Reproduce the listing that follows, line for line.
******
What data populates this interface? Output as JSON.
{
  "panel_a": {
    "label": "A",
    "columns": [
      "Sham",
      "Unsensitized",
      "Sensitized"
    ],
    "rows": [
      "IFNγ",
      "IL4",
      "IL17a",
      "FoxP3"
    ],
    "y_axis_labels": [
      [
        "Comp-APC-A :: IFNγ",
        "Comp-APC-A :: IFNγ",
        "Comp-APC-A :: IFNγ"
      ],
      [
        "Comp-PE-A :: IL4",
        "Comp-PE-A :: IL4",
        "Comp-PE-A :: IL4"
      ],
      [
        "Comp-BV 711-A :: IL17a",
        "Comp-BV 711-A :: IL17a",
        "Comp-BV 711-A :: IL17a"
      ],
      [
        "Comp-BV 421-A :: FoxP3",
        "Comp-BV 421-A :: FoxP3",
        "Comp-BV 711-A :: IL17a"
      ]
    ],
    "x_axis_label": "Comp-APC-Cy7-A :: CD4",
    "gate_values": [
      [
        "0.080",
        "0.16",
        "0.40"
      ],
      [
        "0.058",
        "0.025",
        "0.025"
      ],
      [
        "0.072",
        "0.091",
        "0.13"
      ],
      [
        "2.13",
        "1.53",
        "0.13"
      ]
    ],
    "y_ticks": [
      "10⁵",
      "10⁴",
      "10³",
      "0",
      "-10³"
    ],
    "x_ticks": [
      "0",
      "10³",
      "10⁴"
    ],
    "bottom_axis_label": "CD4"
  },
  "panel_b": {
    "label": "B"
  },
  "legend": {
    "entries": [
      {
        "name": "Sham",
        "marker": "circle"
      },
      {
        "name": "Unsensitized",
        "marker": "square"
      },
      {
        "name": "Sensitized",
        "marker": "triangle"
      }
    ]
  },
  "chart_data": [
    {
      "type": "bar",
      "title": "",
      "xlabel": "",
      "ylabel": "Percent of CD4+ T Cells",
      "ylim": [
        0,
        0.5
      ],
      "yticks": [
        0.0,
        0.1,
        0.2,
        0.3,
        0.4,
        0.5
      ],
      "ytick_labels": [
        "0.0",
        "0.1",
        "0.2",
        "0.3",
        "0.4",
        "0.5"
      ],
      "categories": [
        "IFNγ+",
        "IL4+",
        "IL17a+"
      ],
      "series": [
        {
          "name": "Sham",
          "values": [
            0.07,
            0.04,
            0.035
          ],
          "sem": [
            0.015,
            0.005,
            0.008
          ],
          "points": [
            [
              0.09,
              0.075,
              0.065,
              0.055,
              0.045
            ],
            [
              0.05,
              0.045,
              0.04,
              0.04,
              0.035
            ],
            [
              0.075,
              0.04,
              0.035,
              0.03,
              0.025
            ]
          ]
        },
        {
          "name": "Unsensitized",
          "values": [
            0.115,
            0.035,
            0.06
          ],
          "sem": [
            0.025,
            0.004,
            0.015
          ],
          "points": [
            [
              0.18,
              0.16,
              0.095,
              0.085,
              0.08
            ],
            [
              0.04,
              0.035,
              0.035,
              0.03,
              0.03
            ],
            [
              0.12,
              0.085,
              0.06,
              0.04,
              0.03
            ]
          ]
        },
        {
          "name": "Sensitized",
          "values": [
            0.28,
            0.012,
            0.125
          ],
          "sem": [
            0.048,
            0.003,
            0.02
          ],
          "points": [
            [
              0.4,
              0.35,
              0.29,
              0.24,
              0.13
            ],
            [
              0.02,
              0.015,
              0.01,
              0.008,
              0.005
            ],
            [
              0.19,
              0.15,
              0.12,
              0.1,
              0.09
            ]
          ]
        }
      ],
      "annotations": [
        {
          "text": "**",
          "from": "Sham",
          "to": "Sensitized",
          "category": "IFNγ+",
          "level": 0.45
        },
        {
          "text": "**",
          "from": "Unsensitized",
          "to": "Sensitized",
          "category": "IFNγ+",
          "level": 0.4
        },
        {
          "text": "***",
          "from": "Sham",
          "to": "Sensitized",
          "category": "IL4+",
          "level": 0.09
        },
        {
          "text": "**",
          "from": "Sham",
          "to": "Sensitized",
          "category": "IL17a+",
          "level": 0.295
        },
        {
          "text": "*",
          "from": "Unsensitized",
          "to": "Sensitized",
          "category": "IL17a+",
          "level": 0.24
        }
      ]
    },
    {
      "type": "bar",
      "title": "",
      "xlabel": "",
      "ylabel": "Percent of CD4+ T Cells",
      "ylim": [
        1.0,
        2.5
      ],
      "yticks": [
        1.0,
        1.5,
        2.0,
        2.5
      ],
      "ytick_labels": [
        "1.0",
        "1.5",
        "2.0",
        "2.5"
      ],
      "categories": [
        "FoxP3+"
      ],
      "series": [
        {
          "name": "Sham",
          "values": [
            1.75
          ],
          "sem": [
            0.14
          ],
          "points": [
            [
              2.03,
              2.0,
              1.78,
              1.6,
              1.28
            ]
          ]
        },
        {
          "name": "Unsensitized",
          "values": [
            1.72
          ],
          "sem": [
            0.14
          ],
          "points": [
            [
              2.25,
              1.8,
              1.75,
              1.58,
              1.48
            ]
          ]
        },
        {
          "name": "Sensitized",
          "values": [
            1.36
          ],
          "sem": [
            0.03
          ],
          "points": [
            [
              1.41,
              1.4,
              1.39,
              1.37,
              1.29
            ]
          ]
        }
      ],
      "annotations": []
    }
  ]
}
******
▶ [Answer to this exercise]
What data populates this interface? Output as JSON.
{
  "panel_a": {
    "label": "A",
    "columns": [
      "Sham",
      "Unsensitized",
      "Sensitized"
    ],
    "rows": [
      "IFNγ",
      "IL4",
      "IL17a",
      "FoxP3"
    ],
    "y_axis_labels": [
      [
        "Comp-APC-A :: IFNγ",
        "Comp-APC-A :: IFNγ",
        "Comp-APC-A :: IFNγ"
      ],
      [
        "Comp-PE-A :: IL4",
        "Comp-PE-A :: IL4",
        "Comp-PE-A :: IL4"
      ],
      [
        "Comp-BV 711-A :: IL17a",
        "Comp-BV 711-A :: IL17a",
        "Comp-BV 711-A :: IL17a"
      ],
      [
        "Comp-BV 421-A :: FoxP3",
        "Comp-BV 421-A :: FoxP3",
        "Comp-BV 711-A :: IL17a"
      ]
    ],
    "x_axis_label": "Comp-APC-Cy7-A :: CD4",
    "gate_values": [
      [
        "0.080",
        "0.16",
        "0.40"
      ],
      [
        "0.058",
        "0.025",
        "0.025"
      ],
      [
        "0.072",
        "0.091",
        "0.13"
      ],
      [
        "2.13",
        "1.53",
        "0.13"
      ]
    ],
    "y_ticks": [
      "10⁵",
      "10⁴",
      "10³",
      "0",
      "-10³"
    ],
    "x_ticks": [
      "0",
      "10³",
      "10⁴"
    ],
    "bottom_axis_label": "CD4"
  },
  "panel_b": {
    "label": "B"
  },
  "legend": {
    "entries": [
      {
        "name": "Sham",
        "marker": "circle"
      },
      {
        "name": "Unsensitized",
        "marker": "square"
      },
      {
        "name": "Sensitized",
        "marker": "triangle"
      }
    ]
  },
  "chart_data": [
    {
      "type": "bar",
      "title": "",
      "xlabel": "",
      "ylabel": "Percent of CD4+ T Cells",
      "ylim": [
        0,
        0.5
      ],
      "yticks": [
        0.0,
        0.1,
        0.2,
        0.3,
        0.4,
        0.5
      ],
      "ytick_labels": [
        "0.0",
        "0.1",
        "0.2",
        "0.3",
        "0.4",
        "0.5"
      ],
      "categories": [
        "IFNγ+",
        "IL4+",
        "IL17a+"
      ],
      "series": [
        {
          "name": "Sham",
          "values": [
            0.07,
            0.04,
            0.035
          ],
          "sem": [
            0.015,
            0.005,
            0.008
          ],
          "points": [
            [
              0.09,
              0.075,
              0.065,
              0.055,
              0.045
            ],
            [
              0.05,
              0.045,
              0.04,
              0.04,
              0.035
            ],
            [
              0.075,
              0.04,
              0.035,
              0.03,
              0.025
            ]
          ]
        },
        {
          "name": "Unsensitized",
          "values": [
            0.115,
            0.035,
            0.06
          ],
          "sem": [
            0.025,
            0.004,
            0.015
          ],
          "points": [
            [
              0.18,
              0.16,
              0.095,
              0.085,
              0.08
            ],
            [
              0.04,
              0.035,
              0.035,
              0.03,
              0.03
            ],
            [
              0.12,
              0.085,
              0.06,
              0.04,
              0.03
            ]
          ]
        },
        {
          "name": "Sensitized",
          "values": [
            0.28,
            0.012,
            0.125
          ],
          "sem": [
            0.048,
            0.003,
            0.02
          ],
          "points": [
            [
              0.4,
              0.35,
              0.29,
              0.24,
              0.13
            ],
            [
              0.02,
              0.015,
              0.01,
              0.008,
              0.005
            ],
            [
              0.19,
              0.15,
              0.12,
              0.1,
              0.09
            ]
          ]
        }
      ],
      "annotations": [
        {
          "text": "**",
          "from": "Sham",
          "to": "Sensitized",
          "category": "IFNγ+",
          "level": 0.45
        },
        {
          "text": "**",
          "from": "Unsensitized",
          "to": "Sensitized",
          "category": "IFNγ+",
          "level": 0.4
        },
        {
          "text": "***",
          "from": "Sham",
          "to": "Sensitized",
          "category": "IL4+",
          "level": 0.09
        },
        {
          "text": "**",
          "from": "Sham",
          "to": "Sensitized",
          "category": "IL17a+",
          "level": 0.295
        },
        {
          "text": "*",
          "from": "Unsensitized",
          "to": "Sensitized",
          "category": "IL17a+",
          "level": 0.24
        }
      ]
    },
    {
      "type": "bar",
      "title": "",
      "xlabel": "",
      "ylabel": "Percent of CD4+ T Cells",
      "ylim": [
        1.0,
        2.5
      ],
      "yticks": [
        1.0,
        1.5,
        2.0,
        2.5
      ],
      "ytick_labels": [
        "1.0",
        "1.5",
        "2.0",
        "2.5"
      ],
      "categories": [
        "FoxP3+"
      ],
      "series": [
        {
          "name": "Sham",
          "values": [
            1.75
          ],
          "sem": [
            0.14
          ],
          "points": [
            [
              2.03,
              2.0,
              1.78,
              1.6,
              1.28
            ]
          ]
        },
        {
          "name": "Unsensitized",
          "values": [
            1.72
          ],
          "sem": [
            0.14
          ],
          "points": [
            [
              2.25,
              1.8,
              1.75,
              1.58,
              1.48
            ]
          ]
        },
        {
          "name": "Sensitized",
          "values": [
            1.36
          ],
          "sem": [
            0.03
          ],
          "points": [
            [
              1.41,
              1.4,
              1.39,
              1.37,
              1.29
            ]
          ]
        }
      ],
      "annotations": []
    }
  ]
}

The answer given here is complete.